• Direction: Lines holding the string "that" are the ones to copy from this listing.

• Information supplied:

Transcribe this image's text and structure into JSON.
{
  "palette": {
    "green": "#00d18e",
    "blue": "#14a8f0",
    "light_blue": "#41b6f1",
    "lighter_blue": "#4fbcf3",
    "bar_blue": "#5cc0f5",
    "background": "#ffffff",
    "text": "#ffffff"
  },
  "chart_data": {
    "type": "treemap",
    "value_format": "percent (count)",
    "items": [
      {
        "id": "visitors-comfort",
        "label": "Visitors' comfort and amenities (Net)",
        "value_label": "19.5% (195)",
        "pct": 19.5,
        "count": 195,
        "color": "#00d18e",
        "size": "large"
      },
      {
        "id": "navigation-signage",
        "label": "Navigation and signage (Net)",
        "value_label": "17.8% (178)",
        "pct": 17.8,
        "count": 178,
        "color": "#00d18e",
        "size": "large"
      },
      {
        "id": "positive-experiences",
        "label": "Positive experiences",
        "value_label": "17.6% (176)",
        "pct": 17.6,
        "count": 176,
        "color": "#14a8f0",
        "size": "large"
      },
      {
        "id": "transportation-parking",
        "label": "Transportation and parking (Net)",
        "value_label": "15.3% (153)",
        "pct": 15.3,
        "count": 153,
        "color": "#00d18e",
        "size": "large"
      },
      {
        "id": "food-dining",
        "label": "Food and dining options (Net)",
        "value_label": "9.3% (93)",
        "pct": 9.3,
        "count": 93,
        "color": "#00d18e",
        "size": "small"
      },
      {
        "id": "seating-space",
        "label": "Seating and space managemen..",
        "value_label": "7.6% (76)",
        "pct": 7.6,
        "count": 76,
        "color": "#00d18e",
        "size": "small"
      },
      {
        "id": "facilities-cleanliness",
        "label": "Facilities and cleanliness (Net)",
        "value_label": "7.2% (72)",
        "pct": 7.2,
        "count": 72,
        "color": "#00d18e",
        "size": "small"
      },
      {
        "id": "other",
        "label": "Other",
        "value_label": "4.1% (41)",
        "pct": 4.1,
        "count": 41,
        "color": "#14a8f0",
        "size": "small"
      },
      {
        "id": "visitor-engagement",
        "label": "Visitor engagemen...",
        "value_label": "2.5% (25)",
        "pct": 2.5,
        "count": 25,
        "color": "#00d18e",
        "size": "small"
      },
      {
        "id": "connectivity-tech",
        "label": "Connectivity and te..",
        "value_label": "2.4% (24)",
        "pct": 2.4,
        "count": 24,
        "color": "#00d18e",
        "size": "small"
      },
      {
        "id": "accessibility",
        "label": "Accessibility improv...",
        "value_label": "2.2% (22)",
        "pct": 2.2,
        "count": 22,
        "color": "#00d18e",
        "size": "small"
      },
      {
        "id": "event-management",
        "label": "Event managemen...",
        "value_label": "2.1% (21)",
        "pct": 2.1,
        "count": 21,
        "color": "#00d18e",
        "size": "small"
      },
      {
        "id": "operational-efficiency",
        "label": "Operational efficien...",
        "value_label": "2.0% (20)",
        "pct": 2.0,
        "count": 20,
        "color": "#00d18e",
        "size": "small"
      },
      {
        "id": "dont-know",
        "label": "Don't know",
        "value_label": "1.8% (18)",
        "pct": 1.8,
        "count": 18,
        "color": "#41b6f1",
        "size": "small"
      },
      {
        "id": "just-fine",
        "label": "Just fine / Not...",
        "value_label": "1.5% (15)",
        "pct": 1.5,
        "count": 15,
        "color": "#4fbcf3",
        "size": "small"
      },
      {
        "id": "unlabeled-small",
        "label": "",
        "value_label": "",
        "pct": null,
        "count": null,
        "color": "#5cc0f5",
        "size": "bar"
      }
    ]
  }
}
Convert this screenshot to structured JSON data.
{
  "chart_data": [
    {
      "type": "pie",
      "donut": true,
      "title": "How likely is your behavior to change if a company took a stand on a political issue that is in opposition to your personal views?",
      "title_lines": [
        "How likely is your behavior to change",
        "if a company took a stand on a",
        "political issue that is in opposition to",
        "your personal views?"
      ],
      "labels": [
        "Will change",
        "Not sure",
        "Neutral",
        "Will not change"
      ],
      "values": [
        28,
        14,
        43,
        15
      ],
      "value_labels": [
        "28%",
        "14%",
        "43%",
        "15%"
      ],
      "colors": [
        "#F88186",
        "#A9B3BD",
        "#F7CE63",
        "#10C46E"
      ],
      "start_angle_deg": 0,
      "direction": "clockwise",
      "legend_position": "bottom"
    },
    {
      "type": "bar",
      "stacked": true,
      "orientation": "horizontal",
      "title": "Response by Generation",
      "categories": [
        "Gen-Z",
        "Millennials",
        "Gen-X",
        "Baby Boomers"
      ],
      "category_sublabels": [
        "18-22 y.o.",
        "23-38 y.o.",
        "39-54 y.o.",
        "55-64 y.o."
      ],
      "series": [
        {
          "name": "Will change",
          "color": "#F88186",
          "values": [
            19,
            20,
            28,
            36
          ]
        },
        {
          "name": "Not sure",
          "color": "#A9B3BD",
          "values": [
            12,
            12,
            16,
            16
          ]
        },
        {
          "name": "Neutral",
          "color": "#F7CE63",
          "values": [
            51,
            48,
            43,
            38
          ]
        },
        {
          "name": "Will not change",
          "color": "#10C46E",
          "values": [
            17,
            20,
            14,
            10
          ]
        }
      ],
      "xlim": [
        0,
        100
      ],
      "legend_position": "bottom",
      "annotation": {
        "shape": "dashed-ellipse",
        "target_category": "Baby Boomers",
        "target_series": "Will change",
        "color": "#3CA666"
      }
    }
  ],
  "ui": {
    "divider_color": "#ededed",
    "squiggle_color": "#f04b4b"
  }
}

• Solution for this problem:
      "title": "How likely is your behavior to change if a company took a stand on a political issue that is in opposition to your personal views?",
        "political issue that is in opposition to",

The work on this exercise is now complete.